# Start of Excerpt to read
# Golds Gym Bedford Friday 13th March with Daz Gym



## Ex-SRD (Sep 9, 2008)

Daz Ball, a few other guys and I are visiting Golds Gym Bedford tomorrow afternoon around 3pm - we're training, having pics and Daz and I are available for questions too

If you train there or want to pop along - do come and say Hi.

(sorry for the late notice!)


----------



## Ex-SRD (Sep 9, 2008)

Made a typo in the title - how do you edit a thread title here?!!!

What a cock up!


----------



## Beklet (May 13, 2005)

Ex-SRD said:


> Daz Ball, a few other guys and I are visiting Golds Gym Bedford tomorrow afternoon around 3pm - we're training, having pics and Daz and I are available for questions too
> 
> If you train there or want to pop along - do come and say Hi.
> 
> (sorry for the late notice!)


Really? Bloody hell not seen that posted up anywhere!!!!

I'll be there anyway lol what are ya training? :thumb:


----------



## Robsta (Oct 2, 2005)

I might let you in.......


----------



## Robsta (Oct 2, 2005)

I did hear James L is gonna be there also, not sure if that's true, also lodge's coming isn't he James???

Be nice to see him again.... 

I'll try to get there, but got few things to do first...


----------



## Ex-SRD (Sep 9, 2008)

I'm organising it so I don't think James L is coming - unless it's for another reason

yes Big Lodge is also coming - there's 4 of us plus one guy (Big Dave) who already trains there

Be good to catch up again Rob. And Becklet do come and say Hi - Daz and I are doing back and bis

We'll be taking pics so do your hair ... Rob! LOL


----------



## Beklet (May 13, 2005)

Ex-SRD said:


> I'm organising it so I don't think James L is coming - unless it's for another reason
> 
> yes Big Lodge is also coming - there's 4 of us plus one guy (Big Dave) who already trains there
> 
> ...


Oh cack I'm doing back too - not fighting them for the power cage lol!!! :lol:

Can't miss me with my horrific yellow and orange hair PMSL!!!


----------



## Robsta (Oct 2, 2005)

Ex-SRD said:


> I'm organising it so I don't think James L is coming - unless it's for another reason
> 
> yes Big Lodge is also coming - there's 4 of us plus one guy (Big Dave) who already trains there
> 
> ...


I know Dave already, from Vinces and Golds.....one of the trainers today said Jame L was comeing, but i bet he got mixe up with you more likely.....anyway, I'll be there at some time or other so maybe catch you tomorrow J, all the best dude.....and my hair is always done mate, as you know.....get out of bed, look in the mirror and lo and behold it's done already...
# End of Excerpt to read
# Start of Information given
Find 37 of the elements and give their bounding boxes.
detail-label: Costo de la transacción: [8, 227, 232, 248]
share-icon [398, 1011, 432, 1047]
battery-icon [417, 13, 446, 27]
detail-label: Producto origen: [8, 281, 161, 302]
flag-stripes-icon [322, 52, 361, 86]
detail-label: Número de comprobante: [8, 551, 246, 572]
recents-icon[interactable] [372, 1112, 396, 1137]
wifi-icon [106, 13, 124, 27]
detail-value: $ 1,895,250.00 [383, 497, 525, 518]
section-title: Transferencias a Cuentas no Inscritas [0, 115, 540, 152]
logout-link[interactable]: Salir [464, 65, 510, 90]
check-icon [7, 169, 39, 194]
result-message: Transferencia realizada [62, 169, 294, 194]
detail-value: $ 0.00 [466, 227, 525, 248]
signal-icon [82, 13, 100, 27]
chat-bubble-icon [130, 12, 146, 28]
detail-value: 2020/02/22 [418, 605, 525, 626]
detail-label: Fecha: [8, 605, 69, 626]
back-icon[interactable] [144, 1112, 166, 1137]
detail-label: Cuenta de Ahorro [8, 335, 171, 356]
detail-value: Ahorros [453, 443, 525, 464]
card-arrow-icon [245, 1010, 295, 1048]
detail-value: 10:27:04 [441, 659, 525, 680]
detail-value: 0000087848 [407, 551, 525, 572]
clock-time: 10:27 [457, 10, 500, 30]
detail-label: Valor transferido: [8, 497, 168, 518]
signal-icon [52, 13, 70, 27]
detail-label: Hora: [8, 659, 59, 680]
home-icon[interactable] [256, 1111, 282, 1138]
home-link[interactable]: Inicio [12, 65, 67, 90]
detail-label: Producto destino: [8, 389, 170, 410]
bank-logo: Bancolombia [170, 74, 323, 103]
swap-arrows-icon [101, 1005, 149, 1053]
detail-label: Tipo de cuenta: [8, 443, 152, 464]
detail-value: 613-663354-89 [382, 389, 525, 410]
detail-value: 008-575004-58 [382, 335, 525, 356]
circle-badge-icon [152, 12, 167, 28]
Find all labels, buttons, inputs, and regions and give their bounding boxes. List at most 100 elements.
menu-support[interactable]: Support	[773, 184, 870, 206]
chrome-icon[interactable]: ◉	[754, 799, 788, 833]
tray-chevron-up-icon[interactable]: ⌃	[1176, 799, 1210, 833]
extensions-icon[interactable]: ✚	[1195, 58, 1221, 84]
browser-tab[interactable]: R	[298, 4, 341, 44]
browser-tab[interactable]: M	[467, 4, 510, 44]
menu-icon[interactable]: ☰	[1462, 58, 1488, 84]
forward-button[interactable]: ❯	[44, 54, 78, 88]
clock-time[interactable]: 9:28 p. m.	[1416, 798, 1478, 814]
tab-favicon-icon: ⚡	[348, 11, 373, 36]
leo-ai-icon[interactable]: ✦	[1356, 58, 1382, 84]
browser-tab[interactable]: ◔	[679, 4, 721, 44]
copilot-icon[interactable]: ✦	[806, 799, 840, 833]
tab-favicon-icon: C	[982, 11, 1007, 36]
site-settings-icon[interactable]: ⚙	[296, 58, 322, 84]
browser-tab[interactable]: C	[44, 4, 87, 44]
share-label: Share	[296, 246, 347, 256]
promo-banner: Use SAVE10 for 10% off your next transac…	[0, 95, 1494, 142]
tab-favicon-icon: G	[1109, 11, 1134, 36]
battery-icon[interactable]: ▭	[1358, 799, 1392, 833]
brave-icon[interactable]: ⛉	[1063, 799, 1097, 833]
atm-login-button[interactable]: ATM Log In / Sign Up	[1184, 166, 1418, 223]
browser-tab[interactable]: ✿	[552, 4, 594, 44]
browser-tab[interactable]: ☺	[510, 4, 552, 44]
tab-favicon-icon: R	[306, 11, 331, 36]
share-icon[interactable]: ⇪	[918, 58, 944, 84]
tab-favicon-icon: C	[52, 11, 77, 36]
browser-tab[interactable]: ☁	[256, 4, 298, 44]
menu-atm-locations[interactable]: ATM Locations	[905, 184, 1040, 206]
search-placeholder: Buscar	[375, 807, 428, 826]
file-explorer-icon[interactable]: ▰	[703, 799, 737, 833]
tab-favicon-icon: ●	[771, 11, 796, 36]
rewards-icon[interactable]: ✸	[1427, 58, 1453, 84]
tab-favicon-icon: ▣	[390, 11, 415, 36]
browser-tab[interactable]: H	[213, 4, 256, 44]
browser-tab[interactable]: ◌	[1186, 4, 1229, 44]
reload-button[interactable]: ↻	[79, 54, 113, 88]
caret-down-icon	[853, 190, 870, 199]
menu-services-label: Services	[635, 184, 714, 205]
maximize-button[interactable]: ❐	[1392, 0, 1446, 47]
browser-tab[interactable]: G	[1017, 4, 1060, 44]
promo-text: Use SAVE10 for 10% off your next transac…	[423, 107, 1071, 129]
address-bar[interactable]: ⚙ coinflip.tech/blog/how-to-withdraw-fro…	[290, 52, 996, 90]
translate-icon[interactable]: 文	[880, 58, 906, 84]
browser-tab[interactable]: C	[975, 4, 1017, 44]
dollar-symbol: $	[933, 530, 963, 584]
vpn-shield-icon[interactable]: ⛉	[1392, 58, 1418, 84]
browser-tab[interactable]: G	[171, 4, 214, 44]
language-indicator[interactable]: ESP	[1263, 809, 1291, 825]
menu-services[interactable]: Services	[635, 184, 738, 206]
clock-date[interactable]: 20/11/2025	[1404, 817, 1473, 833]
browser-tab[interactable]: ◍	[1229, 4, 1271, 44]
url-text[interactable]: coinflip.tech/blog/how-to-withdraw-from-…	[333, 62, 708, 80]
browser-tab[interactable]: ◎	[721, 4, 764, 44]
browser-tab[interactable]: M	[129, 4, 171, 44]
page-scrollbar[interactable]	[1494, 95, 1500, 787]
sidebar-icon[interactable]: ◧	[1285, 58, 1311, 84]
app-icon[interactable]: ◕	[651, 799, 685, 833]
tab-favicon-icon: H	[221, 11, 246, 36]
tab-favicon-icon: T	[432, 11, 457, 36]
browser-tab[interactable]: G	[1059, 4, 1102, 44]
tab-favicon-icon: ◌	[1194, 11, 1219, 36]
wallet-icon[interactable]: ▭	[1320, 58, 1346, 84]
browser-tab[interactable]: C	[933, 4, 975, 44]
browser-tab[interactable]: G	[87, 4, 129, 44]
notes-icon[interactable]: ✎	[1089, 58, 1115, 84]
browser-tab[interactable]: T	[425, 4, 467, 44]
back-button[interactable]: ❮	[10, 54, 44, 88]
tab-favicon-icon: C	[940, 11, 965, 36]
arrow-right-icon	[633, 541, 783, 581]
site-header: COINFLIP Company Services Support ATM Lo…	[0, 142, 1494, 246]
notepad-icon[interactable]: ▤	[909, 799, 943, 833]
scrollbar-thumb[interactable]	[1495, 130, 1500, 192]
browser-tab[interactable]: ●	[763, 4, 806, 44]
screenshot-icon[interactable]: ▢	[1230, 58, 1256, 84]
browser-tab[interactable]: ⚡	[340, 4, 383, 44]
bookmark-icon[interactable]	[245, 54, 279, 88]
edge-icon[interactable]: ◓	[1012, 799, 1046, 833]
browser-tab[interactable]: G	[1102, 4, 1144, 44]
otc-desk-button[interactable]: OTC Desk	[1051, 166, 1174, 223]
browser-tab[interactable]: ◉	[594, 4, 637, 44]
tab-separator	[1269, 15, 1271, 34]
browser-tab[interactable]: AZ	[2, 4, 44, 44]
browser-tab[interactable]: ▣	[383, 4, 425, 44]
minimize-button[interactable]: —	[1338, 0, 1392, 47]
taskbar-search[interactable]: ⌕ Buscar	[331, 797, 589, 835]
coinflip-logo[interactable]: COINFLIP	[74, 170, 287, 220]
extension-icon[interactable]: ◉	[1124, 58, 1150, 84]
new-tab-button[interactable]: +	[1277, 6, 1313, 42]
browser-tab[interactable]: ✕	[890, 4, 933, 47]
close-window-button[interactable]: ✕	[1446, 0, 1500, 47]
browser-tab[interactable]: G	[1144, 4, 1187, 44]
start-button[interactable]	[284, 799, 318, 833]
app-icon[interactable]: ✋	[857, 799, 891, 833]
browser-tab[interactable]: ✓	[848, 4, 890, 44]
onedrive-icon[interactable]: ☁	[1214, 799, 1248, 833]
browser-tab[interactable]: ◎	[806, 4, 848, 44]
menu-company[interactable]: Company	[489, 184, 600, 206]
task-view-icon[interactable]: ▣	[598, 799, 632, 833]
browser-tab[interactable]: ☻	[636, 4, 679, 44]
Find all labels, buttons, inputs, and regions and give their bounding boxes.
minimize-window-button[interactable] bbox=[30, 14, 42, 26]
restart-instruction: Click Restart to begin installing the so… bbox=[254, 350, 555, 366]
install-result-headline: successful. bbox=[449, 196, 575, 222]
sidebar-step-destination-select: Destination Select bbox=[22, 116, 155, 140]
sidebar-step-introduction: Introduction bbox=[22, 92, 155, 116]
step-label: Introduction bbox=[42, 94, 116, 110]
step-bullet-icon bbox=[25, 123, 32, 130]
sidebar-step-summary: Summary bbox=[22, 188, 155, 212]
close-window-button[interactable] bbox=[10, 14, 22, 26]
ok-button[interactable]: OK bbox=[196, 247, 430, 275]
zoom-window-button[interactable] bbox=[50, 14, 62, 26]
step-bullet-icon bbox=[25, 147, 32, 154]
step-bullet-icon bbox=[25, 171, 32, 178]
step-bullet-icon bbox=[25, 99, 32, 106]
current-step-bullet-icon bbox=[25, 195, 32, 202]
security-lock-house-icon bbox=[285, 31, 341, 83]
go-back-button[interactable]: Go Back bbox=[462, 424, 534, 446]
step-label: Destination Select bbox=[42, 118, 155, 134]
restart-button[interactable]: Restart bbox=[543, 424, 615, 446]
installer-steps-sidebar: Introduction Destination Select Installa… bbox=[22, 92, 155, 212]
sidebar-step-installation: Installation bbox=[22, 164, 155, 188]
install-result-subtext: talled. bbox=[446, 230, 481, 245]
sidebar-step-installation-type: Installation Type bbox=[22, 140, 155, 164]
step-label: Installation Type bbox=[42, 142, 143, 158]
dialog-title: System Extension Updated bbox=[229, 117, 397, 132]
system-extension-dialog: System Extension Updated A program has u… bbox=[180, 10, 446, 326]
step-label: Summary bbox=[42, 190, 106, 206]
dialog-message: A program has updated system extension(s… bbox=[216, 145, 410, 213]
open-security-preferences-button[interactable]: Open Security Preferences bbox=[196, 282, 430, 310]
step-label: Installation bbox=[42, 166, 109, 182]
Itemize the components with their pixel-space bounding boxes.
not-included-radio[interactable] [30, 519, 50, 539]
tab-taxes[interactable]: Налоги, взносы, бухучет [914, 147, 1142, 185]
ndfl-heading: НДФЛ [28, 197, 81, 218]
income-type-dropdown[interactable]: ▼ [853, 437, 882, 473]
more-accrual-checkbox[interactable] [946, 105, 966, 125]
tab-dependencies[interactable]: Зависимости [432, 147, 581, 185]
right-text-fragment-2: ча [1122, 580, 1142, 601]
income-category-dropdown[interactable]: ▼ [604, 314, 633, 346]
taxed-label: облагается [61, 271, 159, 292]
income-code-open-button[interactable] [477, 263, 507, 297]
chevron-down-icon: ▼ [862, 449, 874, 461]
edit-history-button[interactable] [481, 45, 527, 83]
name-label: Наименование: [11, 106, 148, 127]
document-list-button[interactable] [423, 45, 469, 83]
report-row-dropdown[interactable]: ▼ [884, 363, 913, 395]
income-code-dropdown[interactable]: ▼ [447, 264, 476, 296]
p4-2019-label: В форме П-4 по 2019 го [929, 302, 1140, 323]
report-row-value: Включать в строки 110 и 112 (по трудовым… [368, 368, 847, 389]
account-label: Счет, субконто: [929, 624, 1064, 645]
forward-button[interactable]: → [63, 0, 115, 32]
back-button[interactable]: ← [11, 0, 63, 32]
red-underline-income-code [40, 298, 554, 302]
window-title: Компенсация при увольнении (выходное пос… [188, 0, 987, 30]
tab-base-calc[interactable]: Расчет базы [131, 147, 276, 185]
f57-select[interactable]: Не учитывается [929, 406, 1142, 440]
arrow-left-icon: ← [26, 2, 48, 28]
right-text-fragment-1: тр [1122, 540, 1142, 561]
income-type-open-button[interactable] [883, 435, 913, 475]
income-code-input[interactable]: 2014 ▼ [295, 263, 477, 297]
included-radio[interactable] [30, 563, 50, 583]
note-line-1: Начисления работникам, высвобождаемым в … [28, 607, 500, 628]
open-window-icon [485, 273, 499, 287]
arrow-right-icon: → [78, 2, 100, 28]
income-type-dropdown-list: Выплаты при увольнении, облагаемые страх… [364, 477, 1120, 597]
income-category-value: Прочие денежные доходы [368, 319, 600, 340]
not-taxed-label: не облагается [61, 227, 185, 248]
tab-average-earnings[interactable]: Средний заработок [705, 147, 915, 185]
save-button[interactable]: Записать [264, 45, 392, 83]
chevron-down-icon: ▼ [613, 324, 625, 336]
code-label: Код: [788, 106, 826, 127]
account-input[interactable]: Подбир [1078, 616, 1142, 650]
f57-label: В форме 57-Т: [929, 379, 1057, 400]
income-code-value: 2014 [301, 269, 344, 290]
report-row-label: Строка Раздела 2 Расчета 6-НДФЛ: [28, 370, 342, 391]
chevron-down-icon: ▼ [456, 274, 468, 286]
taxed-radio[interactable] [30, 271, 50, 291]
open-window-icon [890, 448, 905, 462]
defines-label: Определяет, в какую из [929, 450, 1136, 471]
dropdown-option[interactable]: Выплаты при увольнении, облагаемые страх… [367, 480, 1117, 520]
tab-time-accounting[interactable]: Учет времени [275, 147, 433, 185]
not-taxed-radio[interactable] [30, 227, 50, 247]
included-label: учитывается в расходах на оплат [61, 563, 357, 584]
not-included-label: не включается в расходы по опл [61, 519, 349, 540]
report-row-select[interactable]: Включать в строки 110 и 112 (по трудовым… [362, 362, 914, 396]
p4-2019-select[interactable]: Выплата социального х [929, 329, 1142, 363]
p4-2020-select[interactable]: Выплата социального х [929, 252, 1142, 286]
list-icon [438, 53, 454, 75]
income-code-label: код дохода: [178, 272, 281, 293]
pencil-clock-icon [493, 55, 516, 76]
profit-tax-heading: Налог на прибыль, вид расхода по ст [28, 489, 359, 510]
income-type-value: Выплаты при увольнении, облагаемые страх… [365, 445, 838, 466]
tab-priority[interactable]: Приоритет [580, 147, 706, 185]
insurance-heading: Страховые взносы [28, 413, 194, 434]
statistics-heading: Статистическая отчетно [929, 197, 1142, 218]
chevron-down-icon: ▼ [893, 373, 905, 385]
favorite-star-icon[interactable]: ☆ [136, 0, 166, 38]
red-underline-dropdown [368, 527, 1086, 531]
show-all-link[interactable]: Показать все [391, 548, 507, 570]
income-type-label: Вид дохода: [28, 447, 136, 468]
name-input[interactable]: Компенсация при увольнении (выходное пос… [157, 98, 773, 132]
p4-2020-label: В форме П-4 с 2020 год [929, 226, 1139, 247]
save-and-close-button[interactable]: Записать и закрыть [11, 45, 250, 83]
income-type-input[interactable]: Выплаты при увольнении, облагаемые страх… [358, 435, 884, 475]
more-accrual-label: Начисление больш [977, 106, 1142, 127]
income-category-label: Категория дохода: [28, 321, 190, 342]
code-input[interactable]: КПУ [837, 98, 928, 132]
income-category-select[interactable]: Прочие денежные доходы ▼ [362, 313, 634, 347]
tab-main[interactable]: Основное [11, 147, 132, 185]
# End of Information given
The tasks:
1/ Answer each question from the forum thread about the Golds Gym Bedford visit.
(a) At roughly what time does Ex-SRD say the group will arrive at the gym?
(b) Which body parts do Daz and Ex-SRD plan to train?
(c) At which two gyms does Robsta say he knows Dave from?
2/ Pick up the forum thread about the Golds Gym Bedford visit and write the next post after Robsta's final reply.

Written answers:
1/
(a) Around 3pm, in the afternoon.
(b) Back and biceps ("back and bis").
(c) Vinces and Golds.

2/
----------



## Manimal (Sep 23, 2008)

Good of the gym to advertise a british champs coming to town, only found out last night.......try and get down to see you both...Luke.

James L was at the bodybuilders gym only last week....he trained chest with sammy, then he did yoga........corpushouse where the pros workout!...NO.1 for gains in sunny bedford.

James is big dave who i think he is?....does that make me bigger Luke? :thumb:


----------



## Beklet (May 13, 2005)

Manimal said:


> Good of the gym to advertise a british champs coming to town, only found out last night.......try and get down to see you both...Luke.
> 
> James L was at the bodybuilders gym only last week....he trained chest with sammy, then he did yoga........corpushouse where the pros workout!...NO.1 for gains in sunny bedford.
> 
> James is big dave who i think he is?....does that make me bigger Luke? :thumb:


Yeah I only found out last night too lol...Bodybuilder's yoga class was class - I wasn't the least flexible for once :laugh:

Who's Big Dave??


----------



## pitbull1436114521 (Dec 19, 2006)

Manimal... Same here I found out from Daz on FB, what time will you be done PT'in i'll pick you up from Flexability and we'll pop down Golds.

Be good to meet Daz and you James.

Yeah JL was down Flex at the Corpus/Flex&Pex event did manage to squeeze in a good chest session and all you can eat chinese re-feed so whoever Rob spoke to at Golds must have got the James mixed up lol

Corpushouse.. like it :thumb: were's my sponsorship ?

Rob you going bud ?

Anyways who's big Dave ? is it a joke i'm not in on ?

PB


----------



## Robsta (Oct 2, 2005)

I might be going, but I wanna go train, not for a fcuking circus, so if it's busy I'll say hi and do one....


----------



## Beklet (May 13, 2005)

Robsta said:


> I might be going, but I wanna go train, not for a fcuking circus, so if it's busy I'll say hi and do one....


Not training back as well are ya???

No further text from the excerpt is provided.